- [Problem requirements] Print every line of the listing exactly, please.

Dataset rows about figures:
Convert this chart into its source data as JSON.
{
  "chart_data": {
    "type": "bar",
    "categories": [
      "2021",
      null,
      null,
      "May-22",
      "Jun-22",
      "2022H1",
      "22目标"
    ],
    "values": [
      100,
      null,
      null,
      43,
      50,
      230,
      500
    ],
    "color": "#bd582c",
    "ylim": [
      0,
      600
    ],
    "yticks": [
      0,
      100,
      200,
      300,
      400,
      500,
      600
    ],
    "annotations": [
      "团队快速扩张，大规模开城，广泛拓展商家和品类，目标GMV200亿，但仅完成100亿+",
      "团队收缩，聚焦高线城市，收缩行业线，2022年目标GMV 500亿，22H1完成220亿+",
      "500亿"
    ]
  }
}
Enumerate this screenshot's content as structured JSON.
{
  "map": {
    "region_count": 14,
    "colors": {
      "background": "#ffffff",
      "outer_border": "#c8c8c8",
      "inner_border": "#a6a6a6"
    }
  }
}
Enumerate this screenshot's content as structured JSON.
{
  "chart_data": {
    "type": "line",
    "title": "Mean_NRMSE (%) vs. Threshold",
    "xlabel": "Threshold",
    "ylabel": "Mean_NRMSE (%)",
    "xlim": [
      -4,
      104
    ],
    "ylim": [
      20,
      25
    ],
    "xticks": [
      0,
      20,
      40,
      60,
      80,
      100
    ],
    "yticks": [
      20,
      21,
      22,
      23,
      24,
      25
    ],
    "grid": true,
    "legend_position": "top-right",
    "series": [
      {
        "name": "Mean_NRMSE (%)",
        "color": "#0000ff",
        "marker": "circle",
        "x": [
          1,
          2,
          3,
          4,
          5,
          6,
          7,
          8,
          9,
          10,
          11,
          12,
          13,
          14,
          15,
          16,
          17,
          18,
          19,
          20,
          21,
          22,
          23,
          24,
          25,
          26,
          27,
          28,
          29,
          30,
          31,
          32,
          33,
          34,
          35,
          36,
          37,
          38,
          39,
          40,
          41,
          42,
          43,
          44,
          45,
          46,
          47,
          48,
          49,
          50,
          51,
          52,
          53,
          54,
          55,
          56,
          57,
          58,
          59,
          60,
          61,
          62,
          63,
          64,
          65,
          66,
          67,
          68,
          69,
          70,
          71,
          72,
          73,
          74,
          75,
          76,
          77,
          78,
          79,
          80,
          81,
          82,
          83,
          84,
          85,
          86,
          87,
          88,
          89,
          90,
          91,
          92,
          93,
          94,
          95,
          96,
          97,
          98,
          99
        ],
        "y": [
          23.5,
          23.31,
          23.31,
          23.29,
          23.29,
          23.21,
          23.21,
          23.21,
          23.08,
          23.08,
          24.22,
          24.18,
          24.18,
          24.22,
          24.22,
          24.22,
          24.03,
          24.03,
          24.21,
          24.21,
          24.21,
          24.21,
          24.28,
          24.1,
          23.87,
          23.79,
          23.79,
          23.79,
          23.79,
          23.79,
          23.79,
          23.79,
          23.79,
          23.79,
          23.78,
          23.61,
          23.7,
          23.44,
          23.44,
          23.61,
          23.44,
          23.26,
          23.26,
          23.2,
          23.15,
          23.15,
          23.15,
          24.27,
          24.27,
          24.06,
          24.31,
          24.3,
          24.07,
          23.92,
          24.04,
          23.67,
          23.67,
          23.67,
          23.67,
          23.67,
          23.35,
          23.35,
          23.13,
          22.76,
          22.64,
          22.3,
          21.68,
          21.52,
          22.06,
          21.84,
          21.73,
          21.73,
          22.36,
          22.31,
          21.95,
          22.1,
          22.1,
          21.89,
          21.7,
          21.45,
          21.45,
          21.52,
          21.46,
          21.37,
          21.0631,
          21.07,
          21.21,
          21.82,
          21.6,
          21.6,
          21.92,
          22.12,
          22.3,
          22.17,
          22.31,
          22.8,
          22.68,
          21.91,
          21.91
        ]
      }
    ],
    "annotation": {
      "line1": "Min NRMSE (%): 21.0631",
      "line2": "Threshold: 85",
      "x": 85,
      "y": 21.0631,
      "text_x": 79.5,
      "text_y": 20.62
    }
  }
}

- [Full response]
Convert this chart into its source data as JSON.
{
  "chart_data": {
    "type": "bar",
    "categories": [
      "2021",
      null,
      null,
      "May-22",
      "Jun-22",
      "2022H1",
      "22目标"
    ],
    "values": [
      100,
      null,
      null,
      43,
      50,
      230,
      500
    ],
    "color": "#bd582c",
    "ylim": [
      0,
      600
    ],
    "yticks": [
      0,
      100,
      200,
      300,
      400,
      500,
      600
    ],
    "annotations": [
      "团队快速扩张，大规模开城，广泛拓展商家和品类，目标GMV200亿，但仅完成100亿+",
      "团队收缩，聚焦高线城市，收缩行业线，2022年目标GMV 500亿，22H1完成220亿+",
      "500亿"
    ]
  }
}
Enumerate this screenshot's content as structured JSON.
{
  "map": {
    "region_count": 14,
    "colors": {
      "background": "#ffffff",
      "outer_border": "#c8c8c8",
      "inner_border": "#a6a6a6"
    }
  }
}
Enumerate this screenshot's content as structured JSON.
{
  "chart_data": {
    "type": "line",
    "title": "Mean_NRMSE (%) vs. Threshold",
    "xlabel": "Threshold",
    "ylabel": "Mean_NRMSE (%)",
    "xlim": [
      -4,
      104
    ],
    "ylim": [
      20,
      25
    ],
    "xticks": [
      0,
      20,
      40,
      60,
      80,
      100
    ],
    "yticks": [
      20,
      21,
      22,
      23,
      24,
      25
    ],
    "grid": true,
    "legend_position": "top-right",
    "series": [
      {
        "name": "Mean_NRMSE (%)",
        "color": "#0000ff",
        "marker": "circle",
        "x": [
          1,
          2,
          3,
          4,
          5,
          6,
          7,
          8,
          9,
          10,
          11,
          12,
          13,
          14,
          15,
          16,
          17,
          18,
          19,
          20,
          21,
          22,
          23,
          24,
          25,
          26,
          27,
          28,
          29,
          30,
          31,
          32,
          33,
          34,
          35,
          36,
          37,
          38,
          39,
          40,
          41,
          42,
          43,
          44,
          45,
          46,
          47,
          48,
          49,
          50,
          51,
          52,
          53,
          54,
          55,
          56,
          57,
          58,
          59,
          60,
          61,
          62,
          63,
          64,
          65,
          66,
          67,
          68,
          69,
          70,
          71,
          72,
          73,
          74,
          75,
          76,
          77,
          78,
          79,
          80,
          81,
          82,
          83,
          84,
          85,
          86,
          87,
          88,
          89,
          90,
          91,
          92,
          93,
          94,
          95,
          96,
          97,
          98,
          99
        ],
        "y": [
          23.5,
          23.31,
          23.31,
          23.29,
          23.29,
          23.21,
          23.21,
          23.21,
          23.08,
          23.08,
          24.22,
          24.18,
          24.18,
          24.22,
          24.22,
          24.22,
          24.03,
          24.03,
          24.21,
          24.21,
          24.21,
          24.21,
          24.28,
          24.1,
          23.87,
          23.79,
          23.79,
          23.79,
          23.79,
          23.79,
          23.79,
          23.79,
          23.79,
          23.79,
          23.78,
          23.61,
          23.7,
          23.44,
          23.44,
          23.61,
          23.44,
          23.26,
          23.26,
          23.2,
          23.15,
          23.15,
          23.15,
          24.27,
          24.27,
          24.06,
          24.31,
          24.3,
          24.07,
          23.92,
          24.04,
          23.67,
          23.67,
          23.67,
          23.67,
          23.67,
          23.35,
          23.35,
          23.13,
          22.76,
          22.64,
          22.3,
          21.68,
          21.52,
          22.06,
          21.84,
          21.73,
          21.73,
          22.36,
          22.31,
          21.95,
          22.1,
          22.1,
          21.89,
          21.7,
          21.45,
          21.45,
          21.52,
          21.46,
          21.37,
          21.0631,
          21.07,
          21.21,
          21.82,
          21.6,
          21.6,
          21.92,
          22.12,
          22.3,
          22.17,
          22.31,
          22.8,
          22.68,
          21.91,
          21.91
        ]
      }
    ],
    "annotation": {
      "line1": "Min NRMSE (%): 21.0631",
      "line2": "Threshold: 85",
      "x": 85,
      "y": 21.0631,
      "text_x": 79.5,
      "text_y": 20.62
    }
  }
}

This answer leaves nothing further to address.